EXERCISE PROMPT: Switch "nav-label" to "tab-label" in the rows from the first one through the line containing "menu-item-health-community[interactable]: 健康管家社区 <box>28", and give only those lines back with nothing else altered.
**** PROVIDED ENTRIES
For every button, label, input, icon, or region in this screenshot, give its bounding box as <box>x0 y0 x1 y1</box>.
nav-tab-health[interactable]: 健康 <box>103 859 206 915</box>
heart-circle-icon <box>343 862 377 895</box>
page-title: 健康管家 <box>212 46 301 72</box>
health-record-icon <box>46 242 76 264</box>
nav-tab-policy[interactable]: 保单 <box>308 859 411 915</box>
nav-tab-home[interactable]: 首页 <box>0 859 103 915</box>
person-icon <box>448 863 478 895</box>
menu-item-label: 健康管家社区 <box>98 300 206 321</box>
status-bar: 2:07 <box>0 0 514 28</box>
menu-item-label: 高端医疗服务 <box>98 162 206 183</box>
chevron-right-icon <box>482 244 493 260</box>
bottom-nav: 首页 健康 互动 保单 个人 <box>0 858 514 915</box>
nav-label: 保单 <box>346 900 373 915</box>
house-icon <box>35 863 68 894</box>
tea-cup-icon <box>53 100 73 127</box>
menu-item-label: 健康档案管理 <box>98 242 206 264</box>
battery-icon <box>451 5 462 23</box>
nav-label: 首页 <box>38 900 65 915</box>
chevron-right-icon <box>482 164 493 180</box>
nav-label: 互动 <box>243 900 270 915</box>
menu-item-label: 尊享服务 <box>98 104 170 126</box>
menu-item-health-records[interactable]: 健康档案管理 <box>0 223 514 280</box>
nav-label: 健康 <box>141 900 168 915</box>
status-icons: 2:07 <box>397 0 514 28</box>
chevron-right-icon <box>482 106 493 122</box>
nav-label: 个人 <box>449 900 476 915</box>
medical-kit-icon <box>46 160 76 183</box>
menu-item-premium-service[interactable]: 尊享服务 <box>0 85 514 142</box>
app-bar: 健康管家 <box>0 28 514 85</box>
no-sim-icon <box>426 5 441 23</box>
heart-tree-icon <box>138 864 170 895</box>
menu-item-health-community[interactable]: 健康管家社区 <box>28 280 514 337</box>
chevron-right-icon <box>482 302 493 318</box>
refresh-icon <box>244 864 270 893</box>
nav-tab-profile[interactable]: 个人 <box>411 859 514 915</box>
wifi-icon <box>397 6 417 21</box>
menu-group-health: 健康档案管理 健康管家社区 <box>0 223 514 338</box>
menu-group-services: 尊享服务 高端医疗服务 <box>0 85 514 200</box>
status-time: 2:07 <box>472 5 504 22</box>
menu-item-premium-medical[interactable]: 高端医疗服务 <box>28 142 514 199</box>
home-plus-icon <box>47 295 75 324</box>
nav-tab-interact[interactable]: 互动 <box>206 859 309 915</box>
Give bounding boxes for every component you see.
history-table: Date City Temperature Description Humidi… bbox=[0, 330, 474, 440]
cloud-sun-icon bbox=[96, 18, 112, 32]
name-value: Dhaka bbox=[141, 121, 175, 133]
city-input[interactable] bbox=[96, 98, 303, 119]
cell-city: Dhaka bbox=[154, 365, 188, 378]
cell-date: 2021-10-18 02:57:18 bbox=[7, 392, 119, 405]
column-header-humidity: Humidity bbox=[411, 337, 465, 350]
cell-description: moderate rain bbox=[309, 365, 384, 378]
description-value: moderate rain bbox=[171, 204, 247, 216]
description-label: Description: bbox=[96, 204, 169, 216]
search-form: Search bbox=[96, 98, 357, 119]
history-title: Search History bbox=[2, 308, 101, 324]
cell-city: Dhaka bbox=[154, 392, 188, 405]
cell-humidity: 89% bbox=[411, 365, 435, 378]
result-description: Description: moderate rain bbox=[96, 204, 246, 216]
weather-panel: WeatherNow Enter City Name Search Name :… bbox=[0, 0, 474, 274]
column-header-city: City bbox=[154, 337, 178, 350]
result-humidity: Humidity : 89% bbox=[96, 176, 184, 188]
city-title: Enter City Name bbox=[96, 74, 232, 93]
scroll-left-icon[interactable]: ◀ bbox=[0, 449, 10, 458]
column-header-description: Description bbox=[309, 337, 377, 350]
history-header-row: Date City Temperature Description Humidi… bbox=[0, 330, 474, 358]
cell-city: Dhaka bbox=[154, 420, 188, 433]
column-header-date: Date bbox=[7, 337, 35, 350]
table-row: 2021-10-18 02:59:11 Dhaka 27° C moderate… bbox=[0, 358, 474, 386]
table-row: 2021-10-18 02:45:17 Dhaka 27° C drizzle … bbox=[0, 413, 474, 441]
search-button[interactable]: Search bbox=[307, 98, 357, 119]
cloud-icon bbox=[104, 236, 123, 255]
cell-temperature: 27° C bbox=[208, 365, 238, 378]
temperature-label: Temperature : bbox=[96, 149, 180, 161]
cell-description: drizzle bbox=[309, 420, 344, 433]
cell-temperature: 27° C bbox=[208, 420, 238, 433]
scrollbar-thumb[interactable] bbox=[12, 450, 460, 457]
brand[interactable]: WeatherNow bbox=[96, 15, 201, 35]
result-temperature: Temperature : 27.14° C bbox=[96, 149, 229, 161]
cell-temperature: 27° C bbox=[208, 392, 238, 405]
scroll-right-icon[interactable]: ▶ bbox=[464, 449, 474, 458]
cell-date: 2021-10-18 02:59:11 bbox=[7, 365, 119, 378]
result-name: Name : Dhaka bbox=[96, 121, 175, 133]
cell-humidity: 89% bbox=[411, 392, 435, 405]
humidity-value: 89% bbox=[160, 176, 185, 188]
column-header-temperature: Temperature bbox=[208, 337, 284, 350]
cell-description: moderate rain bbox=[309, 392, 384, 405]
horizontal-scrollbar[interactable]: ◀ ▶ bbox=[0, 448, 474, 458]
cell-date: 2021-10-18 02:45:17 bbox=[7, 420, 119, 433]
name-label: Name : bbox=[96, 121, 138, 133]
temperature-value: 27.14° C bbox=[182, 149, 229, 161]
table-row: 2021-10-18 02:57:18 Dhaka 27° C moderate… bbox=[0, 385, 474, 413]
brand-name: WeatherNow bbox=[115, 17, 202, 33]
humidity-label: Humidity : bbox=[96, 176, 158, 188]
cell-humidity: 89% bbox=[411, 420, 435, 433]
********
PROBLEM SOLUTION:
For every button, label, input, icon, or region in this screenshot, give its bounding box as <box>x0 y0 x1 y1</box>.
nav-tab-health[interactable]: 健康 <box>103 859 206 915</box>
heart-circle-icon <box>343 862 377 895</box>
page-title: 健康管家 <box>212 46 301 72</box>
health-record-icon <box>46 242 76 264</box>
nav-tab-policy[interactable]: 保单 <box>308 859 411 915</box>
nav-tab-home[interactable]: 首页 <box>0 859 103 915</box>
person-icon <box>448 863 478 895</box>
menu-item-label: 健康管家社区 <box>98 300 206 321</box>
status-bar: 2:07 <box>0 0 514 28</box>
menu-item-label: 高端医疗服务 <box>98 162 206 183</box>
chevron-right-icon <box>482 244 493 260</box>
bottom-nav: 首页 健康 互动 保单 个人 <box>0 858 514 915</box>
tab-label: 保单 <box>346 900 373 915</box>
house-icon <box>35 863 68 894</box>
tea-cup-icon <box>53 100 73 127</box>
menu-item-label: 健康档案管理 <box>98 242 206 264</box>
battery-icon <box>451 5 462 23</box>
tab-label: 首页 <box>38 900 65 915</box>
chevron-right-icon <box>482 164 493 180</box>
tab-label: 互动 <box>243 900 270 915</box>
menu-item-label: 尊享服务 <box>98 104 170 126</box>
menu-item-health-records[interactable]: 健康档案管理 <box>0 223 514 280</box>
tab-label: 健康 <box>141 900 168 915</box>
status-icons: 2:07 <box>397 0 514 28</box>
chevron-right-icon <box>482 106 493 122</box>
tab-label: 个人 <box>449 900 476 915</box>
medical-kit-icon <box>46 160 76 183</box>
menu-item-premium-service[interactable]: 尊享服务 <box>0 85 514 142</box>
app-bar: 健康管家 <box>0 28 514 85</box>
no-sim-icon <box>426 5 441 23</box>
heart-tree-icon <box>138 864 170 895</box>
menu-item-health-community[interactable]: 健康管家社区 <box>28 280 514 337</box>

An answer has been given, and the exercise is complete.